* **Work instructions**
In this exercise, reproduce all the entries that follow exactly.

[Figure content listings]
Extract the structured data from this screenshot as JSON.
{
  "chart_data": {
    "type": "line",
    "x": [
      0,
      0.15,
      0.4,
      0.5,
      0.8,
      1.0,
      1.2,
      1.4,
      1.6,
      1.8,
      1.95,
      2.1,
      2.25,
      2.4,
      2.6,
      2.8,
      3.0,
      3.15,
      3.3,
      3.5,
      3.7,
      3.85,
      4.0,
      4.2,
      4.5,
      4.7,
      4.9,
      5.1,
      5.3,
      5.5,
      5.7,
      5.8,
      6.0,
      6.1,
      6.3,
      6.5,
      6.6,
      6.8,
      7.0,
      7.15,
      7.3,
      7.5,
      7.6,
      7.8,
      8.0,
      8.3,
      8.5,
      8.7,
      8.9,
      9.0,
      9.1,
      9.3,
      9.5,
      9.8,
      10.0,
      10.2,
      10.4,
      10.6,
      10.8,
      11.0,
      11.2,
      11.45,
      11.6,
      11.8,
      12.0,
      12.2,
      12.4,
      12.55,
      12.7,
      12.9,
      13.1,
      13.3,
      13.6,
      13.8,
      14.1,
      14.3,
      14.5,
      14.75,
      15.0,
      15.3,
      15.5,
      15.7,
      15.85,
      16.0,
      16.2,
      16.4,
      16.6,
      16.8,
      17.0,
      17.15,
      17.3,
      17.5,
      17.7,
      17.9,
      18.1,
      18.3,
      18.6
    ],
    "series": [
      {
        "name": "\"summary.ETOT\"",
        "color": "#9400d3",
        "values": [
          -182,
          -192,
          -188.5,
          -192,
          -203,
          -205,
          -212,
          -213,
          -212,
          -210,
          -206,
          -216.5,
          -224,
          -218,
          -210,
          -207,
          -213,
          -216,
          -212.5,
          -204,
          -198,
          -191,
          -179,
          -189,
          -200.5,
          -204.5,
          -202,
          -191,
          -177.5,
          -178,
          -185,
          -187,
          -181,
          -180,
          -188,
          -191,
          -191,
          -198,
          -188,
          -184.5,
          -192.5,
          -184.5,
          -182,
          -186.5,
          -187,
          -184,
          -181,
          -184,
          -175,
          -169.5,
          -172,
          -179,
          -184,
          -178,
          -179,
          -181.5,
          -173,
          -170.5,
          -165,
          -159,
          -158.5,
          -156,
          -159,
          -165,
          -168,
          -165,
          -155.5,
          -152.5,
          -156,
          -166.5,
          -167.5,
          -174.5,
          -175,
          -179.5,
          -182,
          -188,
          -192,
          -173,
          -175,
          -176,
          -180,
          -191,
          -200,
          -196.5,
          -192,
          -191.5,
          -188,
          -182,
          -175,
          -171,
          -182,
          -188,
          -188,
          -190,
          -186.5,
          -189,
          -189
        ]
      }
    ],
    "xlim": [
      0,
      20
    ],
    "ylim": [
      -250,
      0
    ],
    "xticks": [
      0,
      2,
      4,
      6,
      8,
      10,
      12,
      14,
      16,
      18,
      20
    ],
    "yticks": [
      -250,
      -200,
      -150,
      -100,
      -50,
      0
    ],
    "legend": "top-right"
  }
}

* **Written response**
Extract the structured data from this screenshot as JSON.
{
  "chart_data": {
    "type": "line",
    "x": [
      0,
      0.15,
      0.4,
      0.5,
      0.8,
      1.0,
      1.2,
      1.4,
      1.6,
      1.8,
      1.95,
      2.1,
      2.25,
      2.4,
      2.6,
      2.8,
      3.0,
      3.15,
      3.3,
      3.5,
      3.7,
      3.85,
      4.0,
      4.2,
      4.5,
      4.7,
      4.9,
      5.1,
      5.3,
      5.5,
      5.7,
      5.8,
      6.0,
      6.1,
      6.3,
      6.5,
      6.6,
      6.8,
      7.0,
      7.15,
      7.3,
      7.5,
      7.6,
      7.8,
      8.0,
      8.3,
      8.5,
      8.7,
      8.9,
      9.0,
      9.1,
      9.3,
      9.5,
      9.8,
      10.0,
      10.2,
      10.4,
      10.6,
      10.8,
      11.0,
      11.2,
      11.45,
      11.6,
      11.8,
      12.0,
      12.2,
      12.4,
      12.55,
      12.7,
      12.9,
      13.1,
      13.3,
      13.6,
      13.8,
      14.1,
      14.3,
      14.5,
      14.75,
      15.0,
      15.3,
      15.5,
      15.7,
      15.85,
      16.0,
      16.2,
      16.4,
      16.6,
      16.8,
      17.0,
      17.15,
      17.3,
      17.5,
      17.7,
      17.9,
      18.1,
      18.3,
      18.6
    ],
    "series": [
      {
        "name": "\"summary.ETOT\"",
        "color": "#9400d3",
        "values": [
          -182,
          -192,
          -188.5,
          -192,
          -203,
          -205,
          -212,
          -213,
          -212,
          -210,
          -206,
          -216.5,
          -224,
          -218,
          -210,
          -207,
          -213,
          -216,
          -212.5,
          -204,
          -198,
          -191,
          -179,
          -189,
          -200.5,
          -204.5,
          -202,
          -191,
          -177.5,
          -178,
          -185,
          -187,
          -181,
          -180,
          -188,
          -191,
          -191,
          -198,
          -188,
          -184.5,
          -192.5,
          -184.5,
          -182,
          -186.5,
          -187,
          -184,
          -181,
          -184,
          -175,
          -169.5,
          -172,
          -179,
          -184,
          -178,
          -179,
          -181.5,
          -173,
          -170.5,
          -165,
          -159,
          -158.5,
          -156,
          -159,
          -165,
          -168,
          -165,
          -155.5,
          -152.5,
          -156,
          -166.5,
          -167.5,
          -174.5,
          -175,
          -179.5,
          -182,
          -188,
          -192,
          -173,
          -175,
          -176,
          -180,
          -191,
          -200,
          -196.5,
          -192,
          -191.5,
          -188,
          -182,
          -175,
          -171,
          -182,
          -188,
          -188,
          -190,
          -186.5,
          -189,
          -189
        ]
      }
    ],
    "xlim": [
      0,
      20
    ],
    "ylim": [
      -250,
      0
    ],
    "xticks": [
      0,
      2,
      4,
      6,
      8,
      10,
      12,
      14,
      16,
      18,
      20
    ],
    "yticks": [
      -250,
      -200,
      -150,
      -100,
      -50,
      0
    ],
    "legend": "top-right"
  }
}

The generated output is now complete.